*WHAT THE TASK ASKS*.
Restate the listing below word for word, omitting any images.

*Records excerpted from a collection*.
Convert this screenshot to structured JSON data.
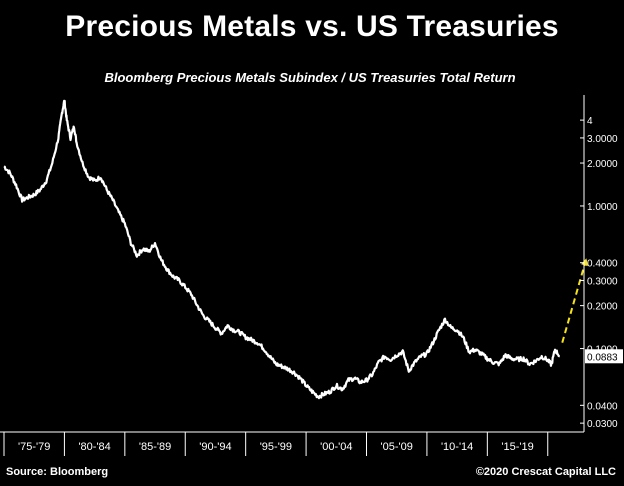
{
  "header": {
    "title": "Precious Metals vs. US Treasuries",
    "subtitle": "Bloomberg Precious Metals Subindex / US Treasuries Total Return"
  },
  "footer": {
    "source": "Source: Bloomberg",
    "copyright": "©2020 Crescat Capital LLC"
  },
  "colors": {
    "background": "#000000",
    "line": "#ffffff",
    "projection": "#f5e21b"
  },
  "chart_data": {
    "type": "line",
    "title": "Precious Metals vs. US Treasuries",
    "subtitle": "Bloomberg Precious Metals Subindex / US Treasuries Total Return",
    "yscale": "log",
    "ylim": [
      0.026,
      6.0
    ],
    "xlim": [
      1975,
      2023
    ],
    "y_ticks": [
      {
        "value": 4,
        "label": "4"
      },
      {
        "value": 3,
        "label": "3.0000"
      },
      {
        "value": 2,
        "label": "2.0000"
      },
      {
        "value": 1,
        "label": "1.0000"
      },
      {
        "value": 0.4,
        "label": "0.4000"
      },
      {
        "value": 0.3,
        "label": "0.3000"
      },
      {
        "value": 0.2,
        "label": "0.2000"
      },
      {
        "value": 0.1,
        "label": "0.1000"
      },
      {
        "value": 0.04,
        "label": "0.0400"
      },
      {
        "value": 0.03,
        "label": "0.0300"
      }
    ],
    "x_categories": [
      "'75-'79",
      "'80-'84",
      "'85-'89",
      "'90-'94",
      "'95-'99",
      "'00-'04",
      "'05-'09",
      "'10-'14",
      "'15-'19"
    ],
    "last_value_label": "0.0883",
    "series": [
      {
        "points": [
          [
            1975.0,
            1.9
          ],
          [
            1975.5,
            1.7
          ],
          [
            1976.0,
            1.4
          ],
          [
            1976.5,
            1.1
          ],
          [
            1977.0,
            1.15
          ],
          [
            1977.5,
            1.2
          ],
          [
            1978.0,
            1.3
          ],
          [
            1978.5,
            1.5
          ],
          [
            1979.0,
            2.0
          ],
          [
            1979.5,
            3.0
          ],
          [
            1979.8,
            4.5
          ],
          [
            1980.0,
            5.5
          ],
          [
            1980.2,
            4.0
          ],
          [
            1980.5,
            3.0
          ],
          [
            1980.8,
            3.6
          ],
          [
            1981.0,
            2.8
          ],
          [
            1981.5,
            2.0
          ],
          [
            1982.0,
            1.6
          ],
          [
            1982.5,
            1.5
          ],
          [
            1983.0,
            1.6
          ],
          [
            1983.5,
            1.3
          ],
          [
            1984.0,
            1.1
          ],
          [
            1984.5,
            0.9
          ],
          [
            1985.0,
            0.75
          ],
          [
            1985.5,
            0.55
          ],
          [
            1986.0,
            0.45
          ],
          [
            1986.5,
            0.5
          ],
          [
            1987.0,
            0.48
          ],
          [
            1987.5,
            0.55
          ],
          [
            1988.0,
            0.42
          ],
          [
            1988.5,
            0.36
          ],
          [
            1989.0,
            0.32
          ],
          [
            1989.5,
            0.3
          ],
          [
            1990.0,
            0.27
          ],
          [
            1990.5,
            0.24
          ],
          [
            1991.0,
            0.2
          ],
          [
            1991.5,
            0.17
          ],
          [
            1992.0,
            0.155
          ],
          [
            1992.5,
            0.14
          ],
          [
            1993.0,
            0.128
          ],
          [
            1993.5,
            0.145
          ],
          [
            1994.0,
            0.135
          ],
          [
            1994.5,
            0.13
          ],
          [
            1995.0,
            0.12
          ],
          [
            1995.5,
            0.115
          ],
          [
            1996.0,
            0.11
          ],
          [
            1996.5,
            0.1
          ],
          [
            1997.0,
            0.088
          ],
          [
            1997.5,
            0.078
          ],
          [
            1998.0,
            0.075
          ],
          [
            1998.5,
            0.072
          ],
          [
            1999.0,
            0.068
          ],
          [
            1999.5,
            0.062
          ],
          [
            2000.0,
            0.055
          ],
          [
            2000.5,
            0.05
          ],
          [
            2001.0,
            0.046
          ],
          [
            2001.5,
            0.048
          ],
          [
            2002.0,
            0.05
          ],
          [
            2002.5,
            0.055
          ],
          [
            2003.0,
            0.052
          ],
          [
            2003.5,
            0.06
          ],
          [
            2004.0,
            0.062
          ],
          [
            2004.5,
            0.058
          ],
          [
            2005.0,
            0.06
          ],
          [
            2005.5,
            0.066
          ],
          [
            2006.0,
            0.08
          ],
          [
            2006.5,
            0.088
          ],
          [
            2007.0,
            0.084
          ],
          [
            2007.5,
            0.09
          ],
          [
            2008.0,
            0.095
          ],
          [
            2008.5,
            0.07
          ],
          [
            2009.0,
            0.08
          ],
          [
            2009.5,
            0.088
          ],
          [
            2010.0,
            0.092
          ],
          [
            2010.5,
            0.11
          ],
          [
            2011.0,
            0.135
          ],
          [
            2011.5,
            0.16
          ],
          [
            2012.0,
            0.14
          ],
          [
            2012.5,
            0.135
          ],
          [
            2013.0,
            0.12
          ],
          [
            2013.5,
            0.095
          ],
          [
            2014.0,
            0.098
          ],
          [
            2014.5,
            0.092
          ],
          [
            2015.0,
            0.085
          ],
          [
            2015.5,
            0.08
          ],
          [
            2016.0,
            0.078
          ],
          [
            2016.5,
            0.09
          ],
          [
            2017.0,
            0.085
          ],
          [
            2017.5,
            0.084
          ],
          [
            2018.0,
            0.085
          ],
          [
            2018.5,
            0.078
          ],
          [
            2019.0,
            0.082
          ],
          [
            2019.5,
            0.088
          ],
          [
            2020.0,
            0.083
          ],
          [
            2020.3,
            0.077
          ],
          [
            2020.6,
            0.098
          ],
          [
            2021.0,
            0.0883
          ]
        ]
      }
    ],
    "projection": {
      "from": [
        2021.2,
        0.11
      ],
      "to": [
        2023.2,
        0.43
      ]
    }
  }
}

*SOLUTION FOR THIS TASK*.
Convert this screenshot to structured JSON data.
{
  "header": {
    "title": "Precious Metals vs. US Treasuries",
    "subtitle": "Bloomberg Precious Metals Subindex / US Treasuries Total Return"
  },
  "footer": {
    "source": "Source: Bloomberg",
    "copyright": "©2020 Crescat Capital LLC"
  },
  "colors": {
    "background": "#000000",
    "line": "#ffffff",
    "projection": "#f5e21b"
  },
  "chart_data": {
    "type": "line",
    "title": "Precious Metals vs. US Treasuries",
    "subtitle": "Bloomberg Precious Metals Subindex / US Treasuries Total Return",
    "yscale": "log",
    "ylim": [
      0.026,
      6.0
    ],
    "xlim": [
      1975,
      2023
    ],
    "y_ticks": [
      {
        "value": 4,
        "label": "4"
      },
      {
        "value": 3,
        "label": "3.0000"
      },
      {
        "value": 2,
        "label": "2.0000"
      },
      {
        "value": 1,
        "label": "1.0000"
      },
      {
        "value": 0.4,
        "label": "0.4000"
      },
      {
        "value": 0.3,
        "label": "0.3000"
      },
      {
        "value": 0.2,
        "label": "0.2000"
      },
      {
        "value": 0.1,
        "label": "0.1000"
      },
      {
        "value": 0.04,
        "label": "0.0400"
      },
      {
        "value": 0.03,
        "label": "0.0300"
      }
    ],
    "x_categories": [
      "'75-'79",
      "'80-'84",
      "'85-'89",
      "'90-'94",
      "'95-'99",
      "'00-'04",
      "'05-'09",
      "'10-'14",
      "'15-'19"
    ],
    "last_value_label": "0.0883",
    "series": [
      {
        "points": [
          [
            1975.0,
            1.9
          ],
          [
            1975.5,
            1.7
          ],
          [
            1976.0,
            1.4
          ],
          [
            1976.5,
            1.1
          ],
          [
            1977.0,
            1.15
          ],
          [
            1977.5,
            1.2
          ],
          [
            1978.0,
            1.3
          ],
          [
            1978.5,
            1.5
          ],
          [
            1979.0,
            2.0
          ],
          [
            1979.5,
            3.0
          ],
          [
            1979.8,
            4.5
          ],
          [
            1980.0,
            5.5
          ],
          [
            1980.2,
            4.0
          ],
          [
            1980.5,
            3.0
          ],
          [
            1980.8,
            3.6
          ],
          [
            1981.0,
            2.8
          ],
          [
            1981.5,
            2.0
          ],
          [
            1982.0,
            1.6
          ],
          [
            1982.5,
            1.5
          ],
          [
            1983.0,
            1.6
          ],
          [
            1983.5,
            1.3
          ],
          [
            1984.0,
            1.1
          ],
          [
            1984.5,
            0.9
          ],
          [
            1985.0,
            0.75
          ],
          [
            1985.5,
            0.55
          ],
          [
            1986.0,
            0.45
          ],
          [
            1986.5,
            0.5
          ],
          [
            1987.0,
            0.48
          ],
          [
            1987.5,
            0.55
          ],
          [
            1988.0,
            0.42
          ],
          [
            1988.5,
            0.36
          ],
          [
            1989.0,
            0.32
          ],
          [
            1989.5,
            0.3
          ],
          [
            1990.0,
            0.27
          ],
          [
            1990.5,
            0.24
          ],
          [
            1991.0,
            0.2
          ],
          [
            1991.5,
            0.17
          ],
          [
            1992.0,
            0.155
          ],
          [
            1992.5,
            0.14
          ],
          [
            1993.0,
            0.128
          ],
          [
            1993.5,
            0.145
          ],
          [
            1994.0,
            0.135
          ],
          [
            1994.5,
            0.13
          ],
          [
            1995.0,
            0.12
          ],
          [
            1995.5,
            0.115
          ],
          [
            1996.0,
            0.11
          ],
          [
            1996.5,
            0.1
          ],
          [
            1997.0,
            0.088
          ],
          [
            1997.5,
            0.078
          ],
          [
            1998.0,
            0.075
          ],
          [
            1998.5,
            0.072
          ],
          [
            1999.0,
            0.068
          ],
          [
            1999.5,
            0.062
          ],
          [
            2000.0,
            0.055
          ],
          [
            2000.5,
            0.05
          ],
          [
            2001.0,
            0.046
          ],
          [
            2001.5,
            0.048
          ],
          [
            2002.0,
            0.05
          ],
          [
            2002.5,
            0.055
          ],
          [
            2003.0,
            0.052
          ],
          [
            2003.5,
            0.06
          ],
          [
            2004.0,
            0.062
          ],
          [
            2004.5,
            0.058
          ],
          [
            2005.0,
            0.06
          ],
          [
            2005.5,
            0.066
          ],
          [
            2006.0,
            0.08
          ],
          [
            2006.5,
            0.088
          ],
          [
            2007.0,
            0.084
          ],
          [
            2007.5,
            0.09
          ],
          [
            2008.0,
            0.095
          ],
          [
            2008.5,
            0.07
          ],
          [
            2009.0,
            0.08
          ],
          [
            2009.5,
            0.088
          ],
          [
            2010.0,
            0.092
          ],
          [
            2010.5,
            0.11
          ],
          [
            2011.0,
            0.135
          ],
          [
            2011.5,
            0.16
          ],
          [
            2012.0,
            0.14
          ],
          [
            2012.5,
            0.135
          ],
          [
            2013.0,
            0.12
          ],
          [
            2013.5,
            0.095
          ],
          [
            2014.0,
            0.098
          ],
          [
            2014.5,
            0.092
          ],
          [
            2015.0,
            0.085
          ],
          [
            2015.5,
            0.08
          ],
          [
            2016.0,
            0.078
          ],
          [
            2016.5,
            0.09
          ],
          [
            2017.0,
            0.085
          ],
          [
            2017.5,
            0.084
          ],
          [
            2018.0,
            0.085
          ],
          [
            2018.5,
            0.078
          ],
          [
            2019.0,
            0.082
          ],
          [
            2019.5,
            0.088
          ],
          [
            2020.0,
            0.083
          ],
          [
            2020.3,
            0.077
          ],
          [
            2020.6,
            0.098
          ],
          [
            2021.0,
            0.0883
          ]
        ]
      }
    ],
    "projection": {
      "from": [
        2021.2,
        0.11
      ],
      "to": [
        2023.2,
        0.43
      ]
    }
  }
}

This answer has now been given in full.